Tareas pendientes:
a) Indica si cada afirmación coincide con el texto mostrado, respondiendo sí o no y citando literalmente las palabras que lo deciden: (i) Argentina había llegado a la final en tres de los últimos cuatro mundiales; (ii) la derrota del líder se produjo a manos de Romario; (iii) las caídas con Bulgaria y Rumania eliminaron a Argentina del Mundial.
b) Repite del texto mostrado el tramo comprendido entre "El caso es que" y "año y medio.", ambos incluidos.

Texto mostrado:

------------------------------------------------------------------------

Argentina había llegado a la final en 3 de los últimos 4 mundiales. Era bi- campeona de América y para colmo el 10 era un tal Diego Armando Maradona.  Casi que no sabíamos lo que era perder con la selección, más allá del 5 a 0 con Colombia, un año atrás.

El caso es que la suerte “que es grela” empezó a girar la taba para el otro lado, justo en esas horas. La derrota de nuestro líder, no fue en manos de Romario o Roberto Baggio, sino del brazo de una oscura enfermera y de una suspensión por dopaje por casi un año y medio.

Las caídas con Bulgaria y Rumania nos eliminaron del Mundial. De ese Mundial que era nuestro Mundial, porque en esa época, de festejos, amigos, abuelos y hasta bis abuelos vivos,  todo, absolutamente todo, era nuestro.

------------------------------------------------------------------------

Filas:

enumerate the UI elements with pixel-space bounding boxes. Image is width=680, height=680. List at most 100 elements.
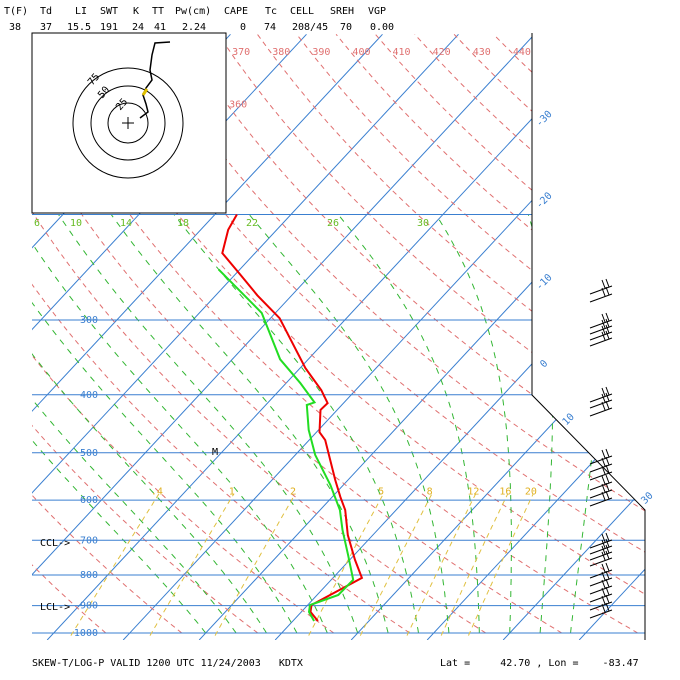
moist-label: 26 <box>327 218 339 229</box>
moist-label: 22 <box>246 218 258 229</box>
plot-border <box>531 33 646 640</box>
wind-barb <box>589 544 613 561</box>
dry-adiabat <box>32 34 107 634</box>
y-tick-label: 700 <box>80 535 98 546</box>
isotherm <box>198 33 645 640</box>
moist-adiabat <box>435 214 512 634</box>
header-value: 41 <box>154 22 166 33</box>
theta-label: 380 <box>272 47 290 58</box>
wind-barb <box>589 550 613 567</box>
dewpoint-profile <box>217 268 355 622</box>
dry-adiabat <box>32 34 487 634</box>
wind-barb <box>589 586 613 603</box>
dry-adiabat <box>32 34 411 634</box>
wind-barb <box>589 324 613 341</box>
wind-barb <box>589 570 613 587</box>
annotation: M <box>212 447 218 458</box>
isotherm <box>350 33 645 640</box>
isotherm <box>274 33 645 640</box>
footer-left: SKEW-T/LOG-P VALID 1200 UTC 11/24/2003 K… <box>32 658 303 669</box>
mixing-ratio-label: 8 <box>427 486 433 497</box>
header-label: K <box>133 6 139 17</box>
wind-barb <box>589 318 613 335</box>
wind-barb <box>589 578 613 595</box>
dry-adiabat <box>453 33 645 634</box>
moist-adiabat <box>110 214 389 634</box>
header-value: 24 <box>132 22 144 33</box>
header-value: 0.00 <box>370 22 394 33</box>
dry-adiabat <box>32 34 563 634</box>
wind-barb <box>589 400 613 417</box>
mixing-ratio-line <box>359 493 433 636</box>
mixing-ratio-line <box>308 493 384 636</box>
wind-barb <box>589 602 613 619</box>
wind-barb <box>589 286 613 303</box>
moist-label: 18 <box>177 218 189 229</box>
annotation: LCL-> <box>40 602 70 613</box>
hodograph-center <box>122 117 134 129</box>
header-value: 38 <box>9 22 21 33</box>
wind-barb <box>589 456 613 473</box>
y-tick-label: 500 <box>80 448 98 459</box>
header-label: SWT <box>100 6 118 17</box>
mixing-ratio-label: 2 <box>290 486 296 497</box>
dry-adiabat <box>60 34 645 634</box>
hodograph-ring <box>72 67 184 179</box>
header-label: CAPE <box>224 6 248 17</box>
dry-adiabat <box>493 33 645 634</box>
isotherm-label: 0 <box>538 358 550 370</box>
hodograph-ring <box>90 85 166 161</box>
wind-barb <box>589 562 613 579</box>
wind-barb <box>589 474 613 491</box>
dry-adiabat <box>571 33 645 634</box>
mixing-ratio-label: .4 <box>151 486 163 497</box>
moist-adiabat <box>32 214 237 634</box>
mixing-ratio-label: 1 <box>229 486 235 497</box>
y-tick-label: 900 <box>80 601 98 612</box>
mixing-ratio-label: 20 <box>525 486 537 497</box>
mixing-ratio-line <box>440 493 509 636</box>
theta-label: 430 <box>473 47 491 58</box>
wind-barb <box>589 392 613 409</box>
header-value: 74 <box>264 22 276 33</box>
theta-label: 390 <box>312 47 330 58</box>
dry-adiabat <box>32 34 639 634</box>
footer-right: Lat = 42.70 , Lon = -83.47 <box>440 658 639 669</box>
hodograph-marker <box>141 88 149 96</box>
theta-label: 420 <box>433 47 451 58</box>
dry-adiabat <box>414 33 645 634</box>
isotherm <box>46 33 611 640</box>
y-tick-label: 300 <box>80 315 98 326</box>
dry-adiabat <box>256 34 645 634</box>
dry-adiabat <box>375 33 645 634</box>
wind-barb <box>589 594 613 611</box>
header-value: 208/45 <box>292 22 328 33</box>
isotherm <box>32 33 459 640</box>
theta-label: 400 <box>352 47 370 58</box>
header-label: SREH <box>330 6 354 17</box>
header-label: Pw(cm) <box>175 6 211 17</box>
isotherm-label: -20 <box>534 191 555 212</box>
moist-adiabat <box>32 214 207 634</box>
moist-adiabat <box>32 214 328 634</box>
dry-adiabat <box>296 33 645 634</box>
temperature-profile <box>221 214 364 622</box>
moist-adiabat <box>58 214 359 634</box>
header-label: CELL <box>290 6 314 17</box>
moist-adiabat <box>570 214 607 634</box>
mixing-ratio-line <box>70 493 160 636</box>
header-value: 70 <box>340 22 352 33</box>
wind-barb <box>589 386 613 403</box>
header-value: 191 <box>100 22 118 33</box>
mixing-ratio-line <box>214 493 296 636</box>
header-label: VGP <box>368 6 386 17</box>
header-value: 37 <box>40 22 52 33</box>
wind-barb <box>589 448 613 465</box>
wind-barb <box>589 482 613 499</box>
hodograph-ring <box>107 102 149 144</box>
wind-barb <box>589 330 613 347</box>
header-label: TT <box>152 6 164 17</box>
annotation: CCL-> <box>40 538 70 549</box>
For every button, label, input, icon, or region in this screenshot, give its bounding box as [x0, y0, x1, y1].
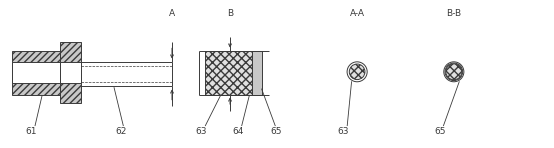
- Bar: [12, 62, 60, 83]
- Bar: [12, 51, 60, 95]
- Text: 65: 65: [434, 127, 446, 136]
- Text: 65: 65: [270, 127, 281, 136]
- Text: 61: 61: [25, 127, 37, 136]
- Text: A-A: A-A: [350, 9, 365, 18]
- Ellipse shape: [350, 64, 365, 80]
- Bar: [60, 62, 81, 83]
- Text: 63: 63: [337, 127, 349, 136]
- Ellipse shape: [446, 64, 462, 80]
- Bar: [205, 51, 252, 95]
- Bar: [252, 51, 262, 95]
- Text: B-B: B-B: [447, 9, 461, 18]
- Text: A: A: [169, 9, 175, 18]
- Text: B: B: [227, 9, 233, 18]
- Text: 63: 63: [196, 127, 207, 136]
- Text: 64: 64: [233, 127, 244, 136]
- Bar: [60, 42, 81, 103]
- Text: 62: 62: [115, 127, 127, 136]
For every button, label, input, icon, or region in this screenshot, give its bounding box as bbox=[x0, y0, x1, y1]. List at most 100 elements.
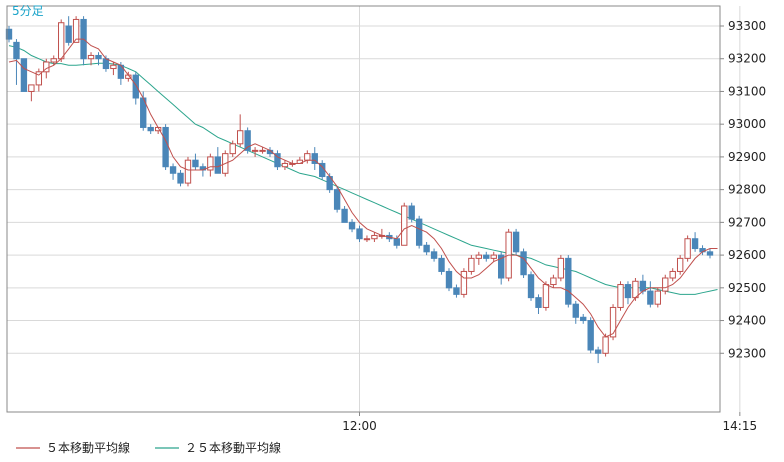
candle-body-down bbox=[13, 41, 20, 60]
axes bbox=[6, 5, 721, 413]
candle-body-down bbox=[408, 205, 415, 220]
candle-body-up bbox=[550, 277, 557, 286]
candle-body-down bbox=[624, 284, 632, 299]
candle-body-up bbox=[58, 22, 65, 60]
candle-body-down bbox=[169, 166, 177, 174]
y-tick-label: 93000 bbox=[728, 117, 766, 131]
y-tick-label: 92300 bbox=[728, 346, 766, 360]
ma5-series bbox=[8, 38, 718, 338]
candle-body-up bbox=[207, 156, 214, 171]
candle-body-down bbox=[445, 270, 453, 289]
candle-body-down bbox=[594, 349, 602, 354]
y-tick-labels: 93300 93200 93100 93000 92900 92800 92700 92600… bbox=[720, 19, 766, 360]
candle-body-up bbox=[468, 257, 475, 272]
candle-body-up bbox=[72, 18, 80, 43]
candle-body-down bbox=[147, 126, 154, 132]
candle-body-down bbox=[192, 159, 199, 168]
y-tick-label: 92800 bbox=[728, 183, 766, 197]
x-tick-label: 14:15 bbox=[723, 419, 758, 433]
candle-body-up bbox=[676, 257, 684, 272]
candle-body-down bbox=[438, 257, 445, 272]
candle-body-up bbox=[363, 238, 371, 241]
candle-body-up bbox=[542, 284, 550, 308]
candle-body-up bbox=[371, 234, 378, 240]
candle-body-down bbox=[333, 189, 341, 210]
candle-body-down bbox=[5, 28, 13, 40]
candle-body-up bbox=[654, 290, 661, 305]
candle-body-up bbox=[236, 130, 244, 145]
candle-body-down bbox=[565, 257, 572, 305]
candle-body-up bbox=[460, 270, 468, 295]
candle-body-down bbox=[102, 58, 110, 70]
y-tick-label: 92600 bbox=[728, 248, 766, 262]
candle-body-up bbox=[304, 153, 311, 161]
candle-body-down bbox=[647, 290, 654, 305]
candle-body-down bbox=[393, 238, 400, 246]
candle-body-up bbox=[35, 71, 43, 86]
x-tick-label: 12:00 bbox=[342, 419, 377, 433]
candle-body-down bbox=[311, 153, 318, 164]
candle-body-up bbox=[28, 84, 35, 92]
ma5-line bbox=[8, 38, 718, 338]
candle-body-down bbox=[430, 251, 438, 259]
candle-body-down bbox=[423, 244, 430, 253]
candle-body-down bbox=[572, 303, 579, 318]
candle-body-down bbox=[639, 280, 647, 292]
ma25-series bbox=[8, 45, 718, 295]
candle-body-down bbox=[177, 172, 184, 184]
candle-body-down bbox=[348, 221, 356, 230]
candle-body-down bbox=[587, 320, 594, 351]
y-tick-label: 92400 bbox=[728, 314, 766, 328]
candle-body-up bbox=[557, 257, 565, 279]
candle-body-down bbox=[483, 254, 490, 259]
candle-body-up bbox=[229, 143, 236, 155]
candle-body-down bbox=[527, 274, 535, 299]
candle-body-up bbox=[110, 64, 117, 70]
candle-body-down bbox=[274, 153, 281, 168]
candle-body-down bbox=[453, 287, 460, 295]
candle-body-down bbox=[706, 251, 714, 256]
candle-body-up bbox=[251, 149, 259, 152]
candle-body-up bbox=[684, 238, 691, 259]
candle-body-up bbox=[662, 277, 669, 292]
y-tick-label: 93100 bbox=[728, 84, 766, 98]
candle-body-down bbox=[512, 231, 520, 253]
candle-body-down bbox=[65, 25, 72, 43]
y-tick-label: 92700 bbox=[728, 215, 766, 229]
y-tick-label: 93300 bbox=[728, 19, 766, 33]
candle-body-up bbox=[281, 162, 289, 168]
legend: ５本移動平均線 ２５本移動平均線 bbox=[16, 440, 281, 455]
candle-body-down bbox=[580, 316, 587, 322]
candle-body-down bbox=[162, 126, 169, 168]
candle-body-down bbox=[520, 251, 527, 276]
candle-body-down bbox=[498, 254, 505, 279]
y-tick-label: 92500 bbox=[728, 281, 766, 295]
candle-body-down bbox=[535, 297, 542, 308]
candle-body-down bbox=[20, 58, 28, 92]
ma25-line bbox=[8, 45, 718, 295]
candle-body-down bbox=[132, 74, 139, 99]
candle-body-down bbox=[244, 130, 251, 151]
candle-body-up bbox=[401, 205, 408, 246]
plot-frame bbox=[6, 5, 721, 413]
grid-lines bbox=[7, 6, 741, 412]
legend-ma5-label: ５本移動平均線 bbox=[46, 440, 130, 455]
candle-body-down bbox=[691, 238, 699, 250]
candle-body-up bbox=[50, 58, 57, 63]
candle-body-up bbox=[490, 254, 497, 259]
candle-body-down bbox=[415, 218, 423, 246]
candle-body-up bbox=[617, 284, 624, 308]
y-tick-label: 92900 bbox=[728, 150, 766, 164]
candle-body-down bbox=[341, 208, 348, 223]
candle-body-up bbox=[602, 336, 609, 354]
candle-body-down bbox=[214, 156, 221, 174]
candle-body-up bbox=[475, 254, 483, 259]
candle-body-down bbox=[356, 228, 363, 240]
candle-body-up bbox=[184, 159, 192, 184]
candle-body-up bbox=[632, 280, 639, 299]
legend-ma25-label: ２５本移動平均線 bbox=[185, 440, 281, 455]
y-tick-label: 93200 bbox=[728, 52, 766, 66]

------------------------------------------------------------------------

Soluciones:
a)
(i) Sí: "Argentina había llegado a la final en 3 de los últimos 4 mundiales."
(ii) No: "La derrota de nuestro líder, no fue en manos de Romario o Roberto Baggio"
(iii) Sí: "Las caídas con Bulgaria y Rumania nos eliminaron del Mundial."

b)
El caso es que la suerte “que es grela” empezó a girar la taba para el otro lado, justo en esas horas. La derrota de nuestro líder, no fue en manos de Romario o Roberto Baggio, sino del brazo de una oscura enfermera y de una suspensión por dopaje por casi un año y medio.